### ASSIGNED TASK
Extend the debate transcript on Glass-Steagall and bank regulation, picking up right after its final line.

But what we did in the bill, was to go far beyond Glass-Steagall. Paul Volcker, a very distinguished regulator, said, I want banks not to be able to do anything with their own money except make loans. That goes beyond derivatives. We stopped them from doing all kinds of things, and Paul Volcker was very happy with the bill. Blanche Lincoln was very happy with the bill. In fact, Senator Lincoln thinks we were too tough on derivatives.

So, the answer was, Glass-Steagall, which I voted against repealing, not because I thought it was a good bill as it stood 60 or 70 years later, but because I thought it had to be replaced by other regulation. In the bill that just passed, we replaced Glass-Steagall with a set of regulations that are much tougher than Glass-Steagall alone would have been.

On credit card abuses, Glass-Steagall didn't touch that. On predatory lending, on derivatives, now, none of those were affected by Glass-Steagall. All three of those are strongly restricted by the legislation we passed.

Schinella: Rachel, you've made this a plank of your campaign. It's one of the key points, including banking issues, that you've raised during the campaign. As I said to Barney, both Democrats and Republicans repealed that law together. How, if you were elected, would you actually get it reinstated? And would you add it to the current financial reform bill that passed?

### SOURCE MATERIAL

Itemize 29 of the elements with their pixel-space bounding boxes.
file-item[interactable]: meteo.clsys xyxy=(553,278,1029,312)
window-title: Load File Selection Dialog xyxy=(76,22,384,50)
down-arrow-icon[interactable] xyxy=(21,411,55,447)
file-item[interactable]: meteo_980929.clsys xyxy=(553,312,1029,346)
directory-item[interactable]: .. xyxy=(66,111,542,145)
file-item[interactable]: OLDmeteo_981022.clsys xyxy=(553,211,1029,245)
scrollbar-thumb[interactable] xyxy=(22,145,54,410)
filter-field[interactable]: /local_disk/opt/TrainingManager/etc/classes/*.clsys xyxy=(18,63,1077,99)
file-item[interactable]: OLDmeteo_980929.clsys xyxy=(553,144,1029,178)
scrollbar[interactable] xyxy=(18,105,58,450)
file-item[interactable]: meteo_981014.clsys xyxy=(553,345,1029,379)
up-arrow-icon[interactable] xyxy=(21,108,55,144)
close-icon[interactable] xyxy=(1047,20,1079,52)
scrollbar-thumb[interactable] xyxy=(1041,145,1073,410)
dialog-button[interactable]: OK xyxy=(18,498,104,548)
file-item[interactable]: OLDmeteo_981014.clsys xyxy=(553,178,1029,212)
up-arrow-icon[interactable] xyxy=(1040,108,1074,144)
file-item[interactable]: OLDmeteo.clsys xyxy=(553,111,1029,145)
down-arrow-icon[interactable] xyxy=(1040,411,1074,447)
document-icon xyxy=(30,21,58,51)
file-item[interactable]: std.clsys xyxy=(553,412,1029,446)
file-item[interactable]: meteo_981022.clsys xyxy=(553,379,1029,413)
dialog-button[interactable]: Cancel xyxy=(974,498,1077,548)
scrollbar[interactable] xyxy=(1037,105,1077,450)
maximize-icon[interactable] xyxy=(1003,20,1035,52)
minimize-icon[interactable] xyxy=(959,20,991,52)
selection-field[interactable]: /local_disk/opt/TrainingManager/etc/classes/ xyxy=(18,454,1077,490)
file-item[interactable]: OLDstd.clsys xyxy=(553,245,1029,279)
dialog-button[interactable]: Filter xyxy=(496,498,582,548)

### RESULT
Brown: Either way. You could do it as a standalone. That would probably work best, because it needs to go through immediately.

On Glass-Steagall and what it represents, this did represent, under Franklin Roosevelt, a complete separation of people's savings from speculation, so that is how this would have avoided the crisis. And it was not only the takedown of Glass-Steagall; that was the last step of the process. But it began in 1971, with Nixon removing us from a fixed-exchange-rate system. You had the 1982 Garn-St Germain act. You had a series of deregulation policies, especially under Alan Greenspan, which you [Frank] also supported.

But in 1999, you said that "we gave the financial institutions everything they asked for," and you supported the repeal of Glass-Steagall.

Frank: That's simply a lie. I'm sorry, let's all be civil, but let's do it within a framework of truth. I voted against the repeal of Glass-Steagall.

Brown: Have you seen the video on my website?

Frank: Please, let's not get into interrupting, Rachel. That's no good.

Brown: I'm sorry.

Frank: I voted against the repeal, because it didn't have the appropriate regulations. As to Alan Greenspan's deregulation, no, I was a great critic of Alan Greenspan's deregulation. In 2003 and 2004, we were very angry because they wouldn't restrict predatory lending, which the Democrats tried to do. Look, the other problem here was, the Republicans controlled the Congress until 2006, when many of these problems began. They controlled the Congress when Glass-Steagall was repealed. I didn't become chairman until 2007.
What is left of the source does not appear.